■ **Exercise instructions**:
Write out the records again, exactly, leaving none out.

■ **Data shown**:

-- start --

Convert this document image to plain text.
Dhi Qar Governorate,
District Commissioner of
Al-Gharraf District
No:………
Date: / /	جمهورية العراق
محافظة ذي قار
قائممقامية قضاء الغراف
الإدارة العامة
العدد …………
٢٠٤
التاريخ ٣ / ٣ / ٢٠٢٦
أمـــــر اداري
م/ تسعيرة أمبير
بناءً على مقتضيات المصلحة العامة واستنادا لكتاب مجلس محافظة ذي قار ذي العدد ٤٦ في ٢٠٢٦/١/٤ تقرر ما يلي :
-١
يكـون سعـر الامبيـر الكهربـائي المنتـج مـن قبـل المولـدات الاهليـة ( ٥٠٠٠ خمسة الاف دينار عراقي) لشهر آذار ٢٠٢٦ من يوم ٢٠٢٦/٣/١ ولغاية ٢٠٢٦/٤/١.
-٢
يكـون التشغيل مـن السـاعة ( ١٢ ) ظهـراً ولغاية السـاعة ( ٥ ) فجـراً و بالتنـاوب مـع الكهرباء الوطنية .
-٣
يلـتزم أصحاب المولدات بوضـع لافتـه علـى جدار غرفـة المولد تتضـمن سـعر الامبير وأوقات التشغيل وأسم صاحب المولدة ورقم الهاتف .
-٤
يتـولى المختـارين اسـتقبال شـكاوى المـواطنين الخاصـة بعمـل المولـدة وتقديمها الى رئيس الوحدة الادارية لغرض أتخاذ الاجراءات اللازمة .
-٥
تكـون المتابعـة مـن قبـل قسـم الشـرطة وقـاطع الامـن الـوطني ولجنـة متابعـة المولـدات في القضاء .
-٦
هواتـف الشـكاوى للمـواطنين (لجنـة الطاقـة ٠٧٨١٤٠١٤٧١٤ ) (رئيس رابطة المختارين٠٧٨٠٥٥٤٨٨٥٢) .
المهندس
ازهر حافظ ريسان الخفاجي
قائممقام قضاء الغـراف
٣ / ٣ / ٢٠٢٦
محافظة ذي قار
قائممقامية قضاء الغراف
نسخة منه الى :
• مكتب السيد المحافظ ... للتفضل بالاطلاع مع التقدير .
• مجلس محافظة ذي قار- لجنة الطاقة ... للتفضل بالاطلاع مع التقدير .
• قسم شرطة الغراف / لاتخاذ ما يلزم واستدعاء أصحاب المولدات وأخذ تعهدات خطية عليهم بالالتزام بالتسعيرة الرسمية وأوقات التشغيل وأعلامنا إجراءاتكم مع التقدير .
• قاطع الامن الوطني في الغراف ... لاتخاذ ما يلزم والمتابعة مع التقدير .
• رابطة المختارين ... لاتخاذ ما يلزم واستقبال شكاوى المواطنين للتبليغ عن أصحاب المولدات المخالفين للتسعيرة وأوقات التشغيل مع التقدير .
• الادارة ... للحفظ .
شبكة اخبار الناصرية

-- end --

■ **Written answer**:
Convert this document image to plain text.
Dhi Qar Governorate,
District Commissioner of
Al-Gharraf District
No:………
Date: / /	جمهورية العراق
محافظة ذي قار
قائممقامية قضاء الغراف
الإدارة العامة
العدد …………
٢٠٤
التاريخ ٣ / ٣ / ٢٠٢٦
أمـــــر اداري
م/ تسعيرة أمبير
بناءً على مقتضيات المصلحة العامة واستنادا لكتاب مجلس محافظة ذي قار ذي العدد ٤٦ في ٢٠٢٦/١/٤ تقرر ما يلي :
-١
يكـون سعـر الامبيـر الكهربـائي المنتـج مـن قبـل المولـدات الاهليـة ( ٥٠٠٠ خمسة الاف دينار عراقي) لشهر آذار ٢٠٢٦ من يوم ٢٠٢٦/٣/١ ولغاية ٢٠٢٦/٤/١.
-٢
يكـون التشغيل مـن السـاعة ( ١٢ ) ظهـراً ولغاية السـاعة ( ٥ ) فجـراً و بالتنـاوب مـع الكهرباء الوطنية .
-٣
يلـتزم أصحاب المولدات بوضـع لافتـه علـى جدار غرفـة المولد تتضـمن سـعر الامبير وأوقات التشغيل وأسم صاحب المولدة ورقم الهاتف .
-٤
يتـولى المختـارين اسـتقبال شـكاوى المـواطنين الخاصـة بعمـل المولـدة وتقديمها الى رئيس الوحدة الادارية لغرض أتخاذ الاجراءات اللازمة .
-٥
تكـون المتابعـة مـن قبـل قسـم الشـرطة وقـاطع الامـن الـوطني ولجنـة متابعـة المولـدات في القضاء .
-٦
هواتـف الشـكاوى للمـواطنين (لجنـة الطاقـة ٠٧٨١٤٠١٤٧١٤ ) (رئيس رابطة المختارين٠٧٨٠٥٥٤٨٨٥٢) .
المهندس
ازهر حافظ ريسان الخفاجي
قائممقام قضاء الغـراف
٣ / ٣ / ٢٠٢٦
محافظة ذي قار
قائممقامية قضاء الغراف
نسخة منه الى :
• مكتب السيد المحافظ ... للتفضل بالاطلاع مع التقدير .
• مجلس محافظة ذي قار- لجنة الطاقة ... للتفضل بالاطلاع مع التقدير .
• قسم شرطة الغراف / لاتخاذ ما يلزم واستدعاء أصحاب المولدات وأخذ تعهدات خطية عليهم بالالتزام بالتسعيرة الرسمية وأوقات التشغيل وأعلامنا إجراءاتكم مع التقدير .
• قاطع الامن الوطني في الغراف ... لاتخاذ ما يلزم والمتابعة مع التقدير .
• رابطة المختارين ... لاتخاذ ما يلزم واستقبال شكاوى المواطنين للتبليغ عن أصحاب المولدات المخالفين للتسعيرة وأوقات التشغيل مع التقدير .
• الادارة ... للحفظ .
شبكة اخبار الناصرية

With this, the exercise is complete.